**TASK MATERIAL:**

— BEGIN —

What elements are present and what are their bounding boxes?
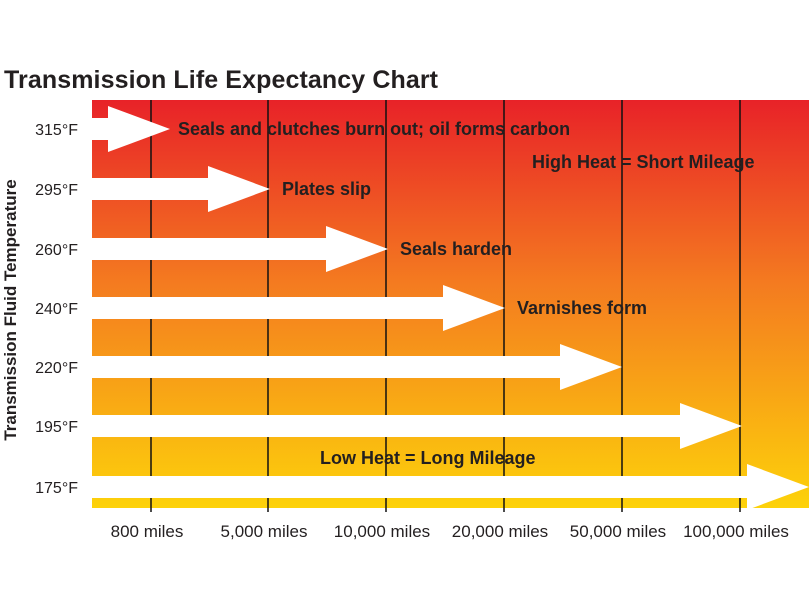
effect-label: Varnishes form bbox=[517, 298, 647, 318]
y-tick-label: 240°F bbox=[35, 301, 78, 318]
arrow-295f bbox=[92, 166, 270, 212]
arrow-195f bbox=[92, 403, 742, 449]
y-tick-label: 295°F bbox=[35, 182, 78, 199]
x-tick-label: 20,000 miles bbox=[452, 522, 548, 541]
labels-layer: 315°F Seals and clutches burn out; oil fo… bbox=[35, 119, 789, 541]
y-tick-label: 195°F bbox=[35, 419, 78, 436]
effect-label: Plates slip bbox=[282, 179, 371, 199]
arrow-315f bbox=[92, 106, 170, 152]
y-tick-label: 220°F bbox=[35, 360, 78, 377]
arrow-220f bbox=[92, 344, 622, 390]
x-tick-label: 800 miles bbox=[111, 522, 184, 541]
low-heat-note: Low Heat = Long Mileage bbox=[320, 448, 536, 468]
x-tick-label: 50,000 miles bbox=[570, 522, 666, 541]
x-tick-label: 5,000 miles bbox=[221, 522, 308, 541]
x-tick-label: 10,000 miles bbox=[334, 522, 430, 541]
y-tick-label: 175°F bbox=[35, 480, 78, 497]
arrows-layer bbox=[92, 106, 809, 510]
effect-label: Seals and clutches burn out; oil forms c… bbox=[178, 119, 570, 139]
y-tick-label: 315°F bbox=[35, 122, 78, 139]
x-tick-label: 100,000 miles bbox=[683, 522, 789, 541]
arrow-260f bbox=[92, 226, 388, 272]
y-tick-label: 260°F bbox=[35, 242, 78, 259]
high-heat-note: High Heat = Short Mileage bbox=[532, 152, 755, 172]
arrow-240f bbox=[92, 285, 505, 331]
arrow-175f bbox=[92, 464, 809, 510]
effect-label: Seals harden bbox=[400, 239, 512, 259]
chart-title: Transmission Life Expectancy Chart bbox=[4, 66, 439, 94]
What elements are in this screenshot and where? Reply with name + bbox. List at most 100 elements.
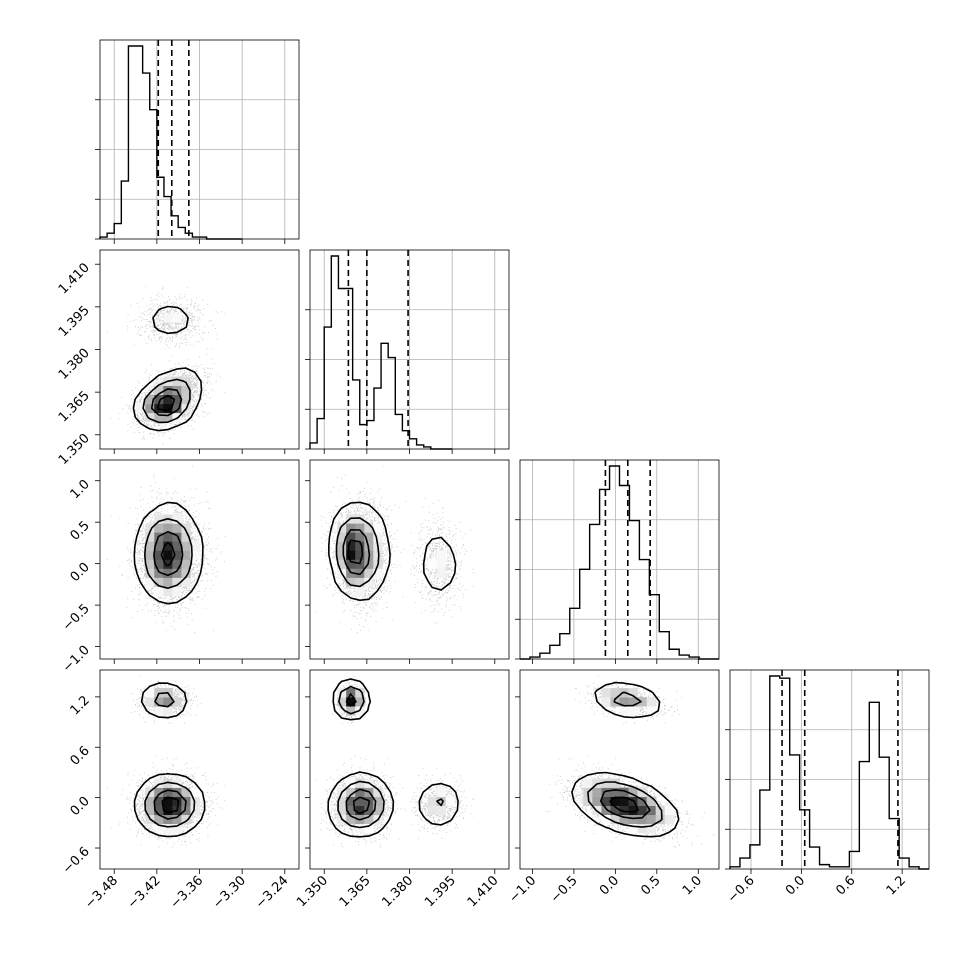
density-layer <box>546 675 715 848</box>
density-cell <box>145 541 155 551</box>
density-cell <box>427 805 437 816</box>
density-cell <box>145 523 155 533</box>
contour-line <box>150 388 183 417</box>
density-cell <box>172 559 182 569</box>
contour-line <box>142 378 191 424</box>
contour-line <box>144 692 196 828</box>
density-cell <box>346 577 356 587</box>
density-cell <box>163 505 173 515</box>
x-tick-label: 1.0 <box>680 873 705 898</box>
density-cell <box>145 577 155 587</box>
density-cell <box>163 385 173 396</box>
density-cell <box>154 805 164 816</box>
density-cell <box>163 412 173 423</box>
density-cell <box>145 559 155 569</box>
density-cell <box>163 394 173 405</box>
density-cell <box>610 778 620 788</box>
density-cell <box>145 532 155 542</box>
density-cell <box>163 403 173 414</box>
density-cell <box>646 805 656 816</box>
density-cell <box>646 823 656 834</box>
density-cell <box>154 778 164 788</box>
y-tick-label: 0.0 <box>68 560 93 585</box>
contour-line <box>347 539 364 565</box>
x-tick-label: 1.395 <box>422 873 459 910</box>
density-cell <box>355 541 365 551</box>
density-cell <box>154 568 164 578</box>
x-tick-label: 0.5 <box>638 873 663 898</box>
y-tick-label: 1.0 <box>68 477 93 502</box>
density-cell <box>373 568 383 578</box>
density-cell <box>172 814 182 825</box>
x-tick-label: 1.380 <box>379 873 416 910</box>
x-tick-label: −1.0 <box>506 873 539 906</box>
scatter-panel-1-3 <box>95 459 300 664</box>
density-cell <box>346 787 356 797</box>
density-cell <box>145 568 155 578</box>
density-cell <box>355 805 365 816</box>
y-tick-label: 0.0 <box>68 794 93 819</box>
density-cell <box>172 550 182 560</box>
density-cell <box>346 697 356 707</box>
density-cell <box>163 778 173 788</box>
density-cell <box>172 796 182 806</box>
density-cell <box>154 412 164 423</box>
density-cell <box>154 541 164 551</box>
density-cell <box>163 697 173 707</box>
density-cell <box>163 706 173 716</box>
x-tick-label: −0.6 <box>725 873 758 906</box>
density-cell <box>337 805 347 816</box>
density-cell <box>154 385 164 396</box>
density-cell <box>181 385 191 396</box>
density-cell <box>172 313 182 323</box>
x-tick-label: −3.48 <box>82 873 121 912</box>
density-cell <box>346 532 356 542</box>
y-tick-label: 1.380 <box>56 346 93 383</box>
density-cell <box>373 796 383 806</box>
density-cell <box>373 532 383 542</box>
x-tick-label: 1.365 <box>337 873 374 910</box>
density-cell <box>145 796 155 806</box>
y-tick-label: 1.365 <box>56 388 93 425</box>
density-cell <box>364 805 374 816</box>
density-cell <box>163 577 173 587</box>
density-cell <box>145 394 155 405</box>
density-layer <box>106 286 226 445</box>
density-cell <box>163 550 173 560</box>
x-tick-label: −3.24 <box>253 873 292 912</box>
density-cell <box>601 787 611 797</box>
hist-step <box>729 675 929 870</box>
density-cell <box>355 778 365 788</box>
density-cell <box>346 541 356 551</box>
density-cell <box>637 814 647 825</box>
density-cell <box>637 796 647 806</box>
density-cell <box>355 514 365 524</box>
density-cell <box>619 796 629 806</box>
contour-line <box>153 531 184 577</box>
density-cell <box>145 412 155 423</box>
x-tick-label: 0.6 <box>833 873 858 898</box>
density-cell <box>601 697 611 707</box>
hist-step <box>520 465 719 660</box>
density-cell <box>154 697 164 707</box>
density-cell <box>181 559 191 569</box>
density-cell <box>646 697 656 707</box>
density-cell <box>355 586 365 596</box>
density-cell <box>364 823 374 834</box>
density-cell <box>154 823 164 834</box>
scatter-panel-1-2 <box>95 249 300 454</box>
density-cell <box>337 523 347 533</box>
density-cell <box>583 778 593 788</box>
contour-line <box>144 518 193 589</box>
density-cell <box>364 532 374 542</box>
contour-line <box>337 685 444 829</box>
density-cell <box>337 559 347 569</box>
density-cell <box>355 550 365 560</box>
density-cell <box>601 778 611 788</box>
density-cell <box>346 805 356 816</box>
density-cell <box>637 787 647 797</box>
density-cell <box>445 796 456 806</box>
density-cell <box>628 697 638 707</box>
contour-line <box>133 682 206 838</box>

— END —
— BEGIN —

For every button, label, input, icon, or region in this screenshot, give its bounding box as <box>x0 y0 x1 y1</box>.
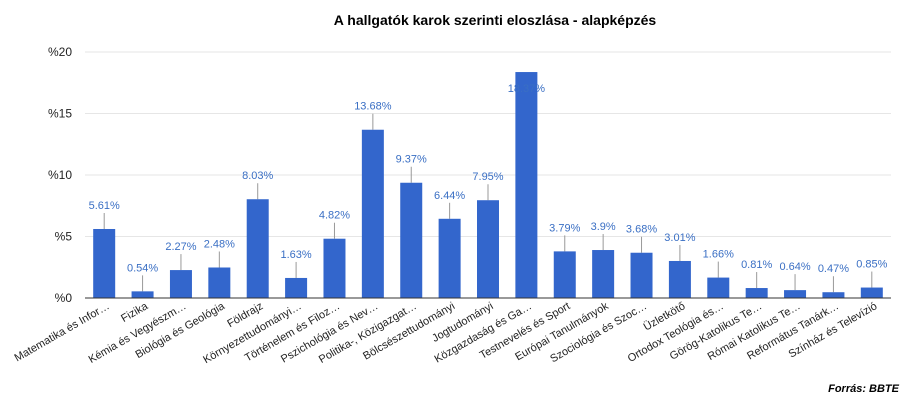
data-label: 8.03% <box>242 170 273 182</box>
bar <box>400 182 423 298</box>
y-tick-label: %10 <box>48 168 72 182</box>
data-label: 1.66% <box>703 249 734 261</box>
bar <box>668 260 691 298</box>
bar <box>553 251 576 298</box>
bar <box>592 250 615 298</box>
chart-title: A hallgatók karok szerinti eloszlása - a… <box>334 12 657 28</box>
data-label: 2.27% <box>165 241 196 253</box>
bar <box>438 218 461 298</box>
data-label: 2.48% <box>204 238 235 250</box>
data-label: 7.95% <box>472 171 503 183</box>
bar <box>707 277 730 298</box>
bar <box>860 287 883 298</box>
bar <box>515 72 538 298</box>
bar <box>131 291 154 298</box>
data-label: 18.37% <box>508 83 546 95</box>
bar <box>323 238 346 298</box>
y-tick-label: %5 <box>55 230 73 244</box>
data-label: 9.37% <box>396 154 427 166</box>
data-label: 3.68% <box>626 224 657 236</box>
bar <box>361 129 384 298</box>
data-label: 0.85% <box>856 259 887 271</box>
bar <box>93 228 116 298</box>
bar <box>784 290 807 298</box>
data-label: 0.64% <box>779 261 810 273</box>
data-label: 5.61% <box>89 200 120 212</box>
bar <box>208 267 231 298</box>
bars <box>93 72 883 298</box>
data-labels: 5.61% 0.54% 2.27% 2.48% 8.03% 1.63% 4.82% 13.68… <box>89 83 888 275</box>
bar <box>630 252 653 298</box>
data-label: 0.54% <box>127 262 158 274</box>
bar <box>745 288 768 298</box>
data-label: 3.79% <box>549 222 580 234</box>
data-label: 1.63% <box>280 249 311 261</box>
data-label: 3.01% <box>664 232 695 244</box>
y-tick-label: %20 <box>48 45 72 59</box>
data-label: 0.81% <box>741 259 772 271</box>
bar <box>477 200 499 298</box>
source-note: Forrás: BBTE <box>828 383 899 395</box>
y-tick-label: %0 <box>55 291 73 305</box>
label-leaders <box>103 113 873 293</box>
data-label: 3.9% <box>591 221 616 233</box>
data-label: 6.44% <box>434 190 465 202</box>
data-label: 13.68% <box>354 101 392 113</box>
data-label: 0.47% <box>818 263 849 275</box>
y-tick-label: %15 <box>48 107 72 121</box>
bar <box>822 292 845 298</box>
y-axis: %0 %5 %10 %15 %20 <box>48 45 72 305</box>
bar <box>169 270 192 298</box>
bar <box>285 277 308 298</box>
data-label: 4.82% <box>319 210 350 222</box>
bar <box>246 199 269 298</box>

— END —

**TASK:** Rewrite the stretch from the line containing "data-label: 8.03% <box>242 170 273 182</box>" through the line containing "data-label: 1.63% <box>280 249 311 261</box>", putting "y-axis-label" in place of "y-tick-label" and changing nothing else.

**THE COMPLETED TASK:**
data-label: 8.03% <box>242 170 273 182</box>
bar <box>400 182 423 298</box>
y-axis-label: %10 <box>48 168 72 182</box>
data-label: 1.66% <box>703 249 734 261</box>
bar <box>668 260 691 298</box>
bar <box>553 251 576 298</box>
bar <box>592 250 615 298</box>
chart-title: A hallgatók karok szerinti eloszlása - a… <box>334 12 657 28</box>
data-label: 2.27% <box>165 241 196 253</box>
bar <box>438 218 461 298</box>
data-label: 2.48% <box>204 238 235 250</box>
data-label: 7.95% <box>472 171 503 183</box>
bar <box>707 277 730 298</box>
bar <box>860 287 883 298</box>
bar <box>515 72 538 298</box>
bar <box>131 291 154 298</box>
data-label: 18.37% <box>508 83 546 95</box>
bar <box>323 238 346 298</box>
y-axis-label: %5 <box>55 230 73 244</box>
data-label: 9.37% <box>396 154 427 166</box>
data-label: 3.68% <box>626 224 657 236</box>
bar <box>361 129 384 298</box>
data-label: 0.85% <box>856 259 887 271</box>
bar <box>93 228 116 298</box>
bar <box>784 290 807 298</box>
data-label: 0.64% <box>779 261 810 273</box>
data-label: 5.61% <box>89 200 120 212</box>
bar <box>208 267 231 298</box>
bars <box>93 72 883 298</box>
data-labels: 5.61% 0.54% 2.27% 2.48% 8.03% 1.63% 4.82% 13.68… <box>89 83 888 275</box>
bar <box>630 252 653 298</box>
data-label: 0.54% <box>127 262 158 274</box>
bar <box>745 288 768 298</box>
data-label: 3.79% <box>549 222 580 234</box>
data-label: 1.63% <box>280 249 311 261</box>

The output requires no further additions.